GIVEN TASK> Your answer should be one number: how many lines of the data include the string "status"?

+ + +

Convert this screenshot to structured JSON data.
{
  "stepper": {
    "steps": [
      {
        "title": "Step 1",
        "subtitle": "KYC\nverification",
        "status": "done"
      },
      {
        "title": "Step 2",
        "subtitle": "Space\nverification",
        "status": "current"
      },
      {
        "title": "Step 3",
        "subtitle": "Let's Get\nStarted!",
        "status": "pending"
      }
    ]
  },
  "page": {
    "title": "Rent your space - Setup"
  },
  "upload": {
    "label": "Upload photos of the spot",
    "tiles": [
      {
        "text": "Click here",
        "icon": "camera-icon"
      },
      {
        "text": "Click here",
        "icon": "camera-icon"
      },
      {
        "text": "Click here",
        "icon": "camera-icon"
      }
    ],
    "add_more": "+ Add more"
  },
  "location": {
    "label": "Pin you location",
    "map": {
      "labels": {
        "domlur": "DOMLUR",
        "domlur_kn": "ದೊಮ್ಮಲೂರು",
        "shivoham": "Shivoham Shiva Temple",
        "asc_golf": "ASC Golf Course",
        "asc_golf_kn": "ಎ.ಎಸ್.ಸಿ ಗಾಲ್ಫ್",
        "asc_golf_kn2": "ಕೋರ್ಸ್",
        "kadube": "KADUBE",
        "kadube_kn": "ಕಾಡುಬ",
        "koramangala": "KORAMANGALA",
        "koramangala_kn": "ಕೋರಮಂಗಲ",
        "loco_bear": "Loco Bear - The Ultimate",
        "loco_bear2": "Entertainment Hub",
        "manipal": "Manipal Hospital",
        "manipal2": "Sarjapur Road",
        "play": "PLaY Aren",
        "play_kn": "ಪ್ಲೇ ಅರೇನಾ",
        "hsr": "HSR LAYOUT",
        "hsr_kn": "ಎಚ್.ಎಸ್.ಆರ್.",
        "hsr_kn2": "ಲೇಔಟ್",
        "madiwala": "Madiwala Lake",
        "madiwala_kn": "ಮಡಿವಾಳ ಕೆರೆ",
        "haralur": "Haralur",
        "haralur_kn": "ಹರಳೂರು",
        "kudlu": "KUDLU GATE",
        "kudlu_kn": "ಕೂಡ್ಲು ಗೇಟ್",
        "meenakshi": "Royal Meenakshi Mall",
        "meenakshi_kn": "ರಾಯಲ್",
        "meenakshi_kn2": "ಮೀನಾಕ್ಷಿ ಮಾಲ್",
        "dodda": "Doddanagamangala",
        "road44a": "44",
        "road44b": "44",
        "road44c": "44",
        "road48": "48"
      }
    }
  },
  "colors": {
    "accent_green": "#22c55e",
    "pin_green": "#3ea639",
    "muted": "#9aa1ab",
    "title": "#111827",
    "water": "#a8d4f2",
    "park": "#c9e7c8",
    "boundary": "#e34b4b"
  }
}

+ + +

SOLUTION FOR THIS TASK> 3